▶ _Work instructions_
Locate the string "check" throughout the material and copy every line in which it occurs.

▶ _Given data_

§ §

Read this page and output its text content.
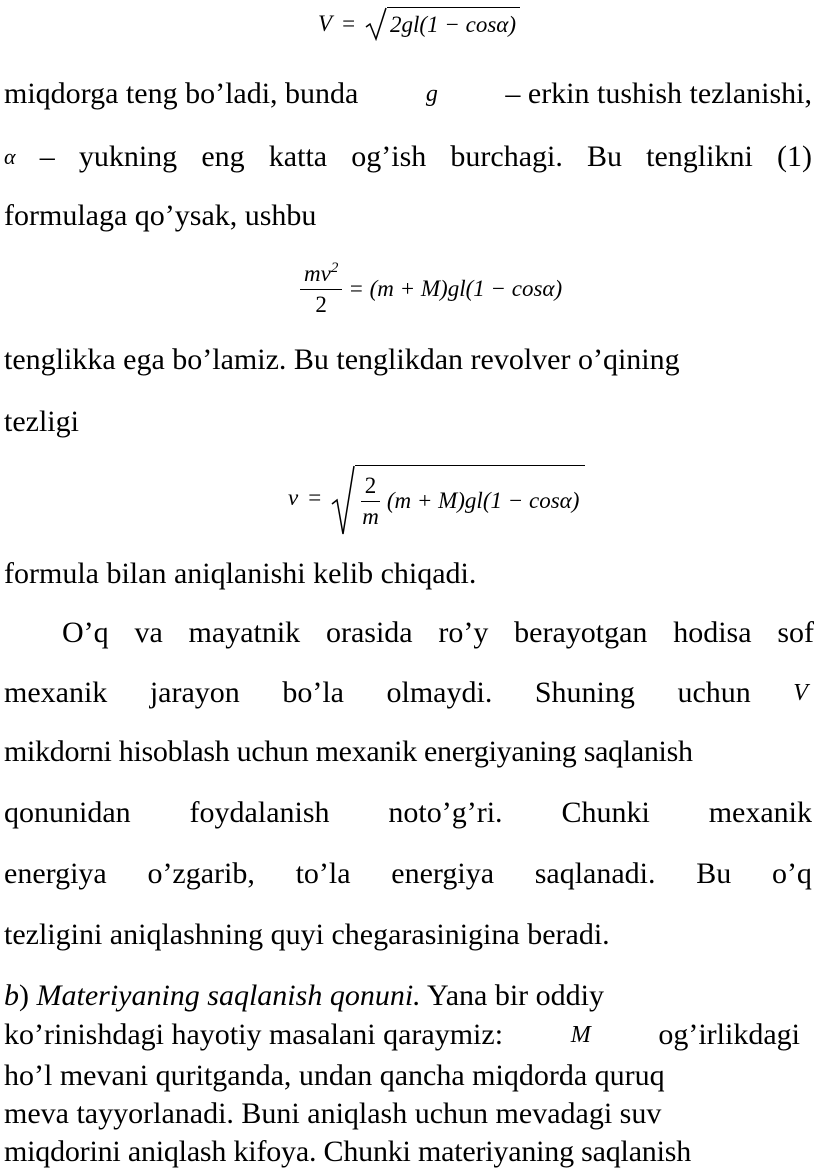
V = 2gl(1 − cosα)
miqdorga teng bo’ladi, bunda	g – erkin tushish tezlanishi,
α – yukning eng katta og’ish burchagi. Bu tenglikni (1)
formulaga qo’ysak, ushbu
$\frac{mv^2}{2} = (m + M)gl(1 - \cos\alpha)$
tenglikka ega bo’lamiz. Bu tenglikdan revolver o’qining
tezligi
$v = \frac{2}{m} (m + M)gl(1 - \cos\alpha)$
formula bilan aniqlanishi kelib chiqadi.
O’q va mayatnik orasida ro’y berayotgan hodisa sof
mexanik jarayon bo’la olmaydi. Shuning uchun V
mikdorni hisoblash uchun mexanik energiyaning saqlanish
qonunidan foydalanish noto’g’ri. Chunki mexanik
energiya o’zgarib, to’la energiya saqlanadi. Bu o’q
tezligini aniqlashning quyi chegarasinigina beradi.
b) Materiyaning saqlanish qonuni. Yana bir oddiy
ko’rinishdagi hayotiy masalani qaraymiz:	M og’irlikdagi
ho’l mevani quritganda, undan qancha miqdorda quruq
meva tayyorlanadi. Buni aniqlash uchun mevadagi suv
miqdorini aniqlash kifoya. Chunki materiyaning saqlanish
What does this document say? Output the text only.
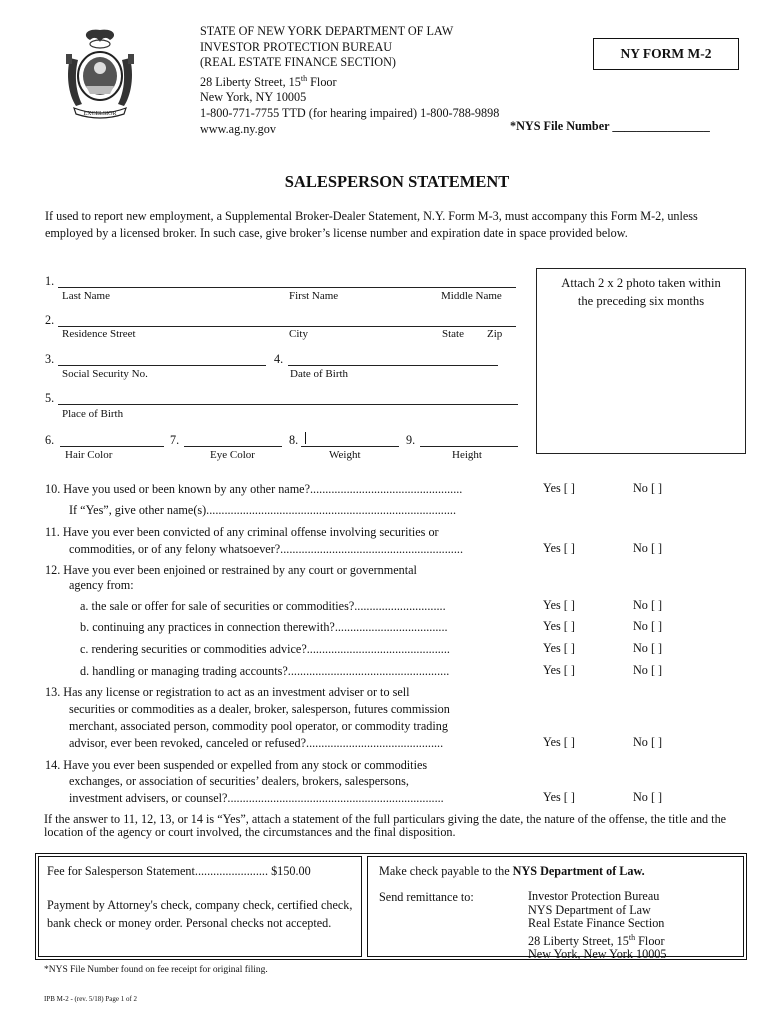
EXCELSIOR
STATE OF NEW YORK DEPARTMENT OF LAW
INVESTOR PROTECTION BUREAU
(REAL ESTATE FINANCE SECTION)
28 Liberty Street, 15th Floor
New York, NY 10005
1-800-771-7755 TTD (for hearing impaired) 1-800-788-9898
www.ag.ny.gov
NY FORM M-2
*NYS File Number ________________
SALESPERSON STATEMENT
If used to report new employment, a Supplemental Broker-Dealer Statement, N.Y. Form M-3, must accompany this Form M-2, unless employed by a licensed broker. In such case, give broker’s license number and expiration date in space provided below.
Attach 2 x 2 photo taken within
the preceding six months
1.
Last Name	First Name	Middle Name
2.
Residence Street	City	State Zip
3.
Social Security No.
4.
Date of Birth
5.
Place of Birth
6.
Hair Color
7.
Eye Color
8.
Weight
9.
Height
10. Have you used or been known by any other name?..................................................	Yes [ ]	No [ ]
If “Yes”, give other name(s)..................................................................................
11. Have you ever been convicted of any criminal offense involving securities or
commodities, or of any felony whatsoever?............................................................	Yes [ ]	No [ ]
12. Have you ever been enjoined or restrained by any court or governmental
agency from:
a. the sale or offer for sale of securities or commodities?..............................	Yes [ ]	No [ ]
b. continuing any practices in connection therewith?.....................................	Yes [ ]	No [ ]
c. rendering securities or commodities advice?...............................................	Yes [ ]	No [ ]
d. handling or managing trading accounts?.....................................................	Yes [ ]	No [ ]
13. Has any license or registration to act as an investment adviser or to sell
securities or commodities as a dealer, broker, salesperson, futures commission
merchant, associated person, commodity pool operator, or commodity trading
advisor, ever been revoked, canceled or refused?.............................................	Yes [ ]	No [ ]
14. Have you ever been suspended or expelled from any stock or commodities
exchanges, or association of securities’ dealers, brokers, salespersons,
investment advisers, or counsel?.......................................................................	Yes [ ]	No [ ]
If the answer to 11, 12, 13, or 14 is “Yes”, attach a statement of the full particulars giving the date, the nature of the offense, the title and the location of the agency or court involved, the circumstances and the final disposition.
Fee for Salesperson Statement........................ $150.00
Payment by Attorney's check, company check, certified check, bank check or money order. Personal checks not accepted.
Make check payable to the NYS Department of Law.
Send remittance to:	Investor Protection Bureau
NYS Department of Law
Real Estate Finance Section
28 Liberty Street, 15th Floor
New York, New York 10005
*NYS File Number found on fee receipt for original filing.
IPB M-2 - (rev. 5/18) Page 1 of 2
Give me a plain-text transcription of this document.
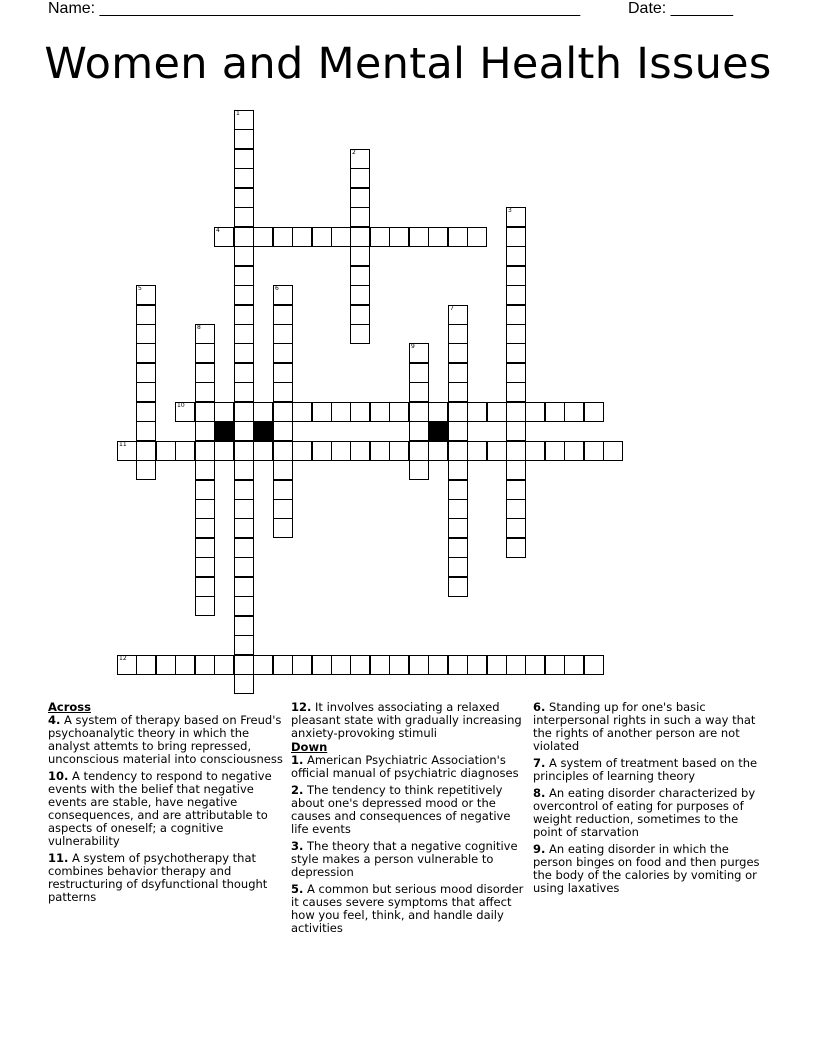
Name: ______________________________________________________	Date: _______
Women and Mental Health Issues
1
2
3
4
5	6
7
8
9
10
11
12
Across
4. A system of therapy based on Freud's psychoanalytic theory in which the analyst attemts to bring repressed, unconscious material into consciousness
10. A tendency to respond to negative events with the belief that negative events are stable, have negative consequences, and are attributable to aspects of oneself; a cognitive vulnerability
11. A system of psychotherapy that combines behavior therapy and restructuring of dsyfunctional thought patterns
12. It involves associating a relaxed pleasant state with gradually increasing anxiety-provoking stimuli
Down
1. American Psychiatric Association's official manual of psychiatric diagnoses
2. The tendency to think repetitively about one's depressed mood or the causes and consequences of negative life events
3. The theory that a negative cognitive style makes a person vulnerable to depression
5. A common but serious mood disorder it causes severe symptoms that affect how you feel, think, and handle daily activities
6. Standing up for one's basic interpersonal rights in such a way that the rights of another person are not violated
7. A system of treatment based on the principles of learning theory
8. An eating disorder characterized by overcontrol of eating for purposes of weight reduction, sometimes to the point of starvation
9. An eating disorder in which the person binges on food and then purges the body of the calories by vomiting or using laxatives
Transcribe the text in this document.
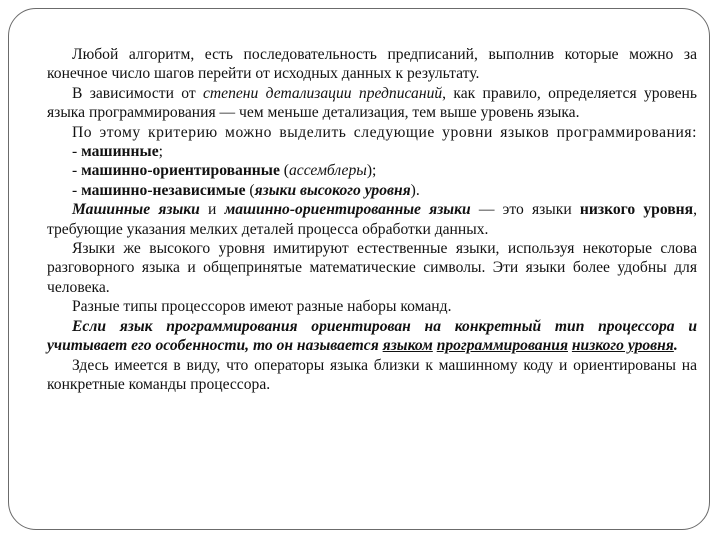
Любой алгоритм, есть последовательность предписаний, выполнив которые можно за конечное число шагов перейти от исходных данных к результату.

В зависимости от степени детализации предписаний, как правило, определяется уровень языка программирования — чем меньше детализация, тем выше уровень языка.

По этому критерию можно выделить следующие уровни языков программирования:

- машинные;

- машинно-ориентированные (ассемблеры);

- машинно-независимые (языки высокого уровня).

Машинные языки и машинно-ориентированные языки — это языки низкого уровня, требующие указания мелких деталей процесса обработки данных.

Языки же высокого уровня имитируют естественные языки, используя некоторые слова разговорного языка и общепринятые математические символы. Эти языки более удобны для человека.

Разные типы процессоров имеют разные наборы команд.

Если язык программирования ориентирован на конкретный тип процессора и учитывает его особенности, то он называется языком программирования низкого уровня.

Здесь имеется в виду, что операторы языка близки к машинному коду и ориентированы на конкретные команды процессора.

§ §

▶ _Expected output_
Payment by Attorney's check, company check, certified check, bank check or money order. Personal checks not accepted.
Make check payable to the NYS Department of Law.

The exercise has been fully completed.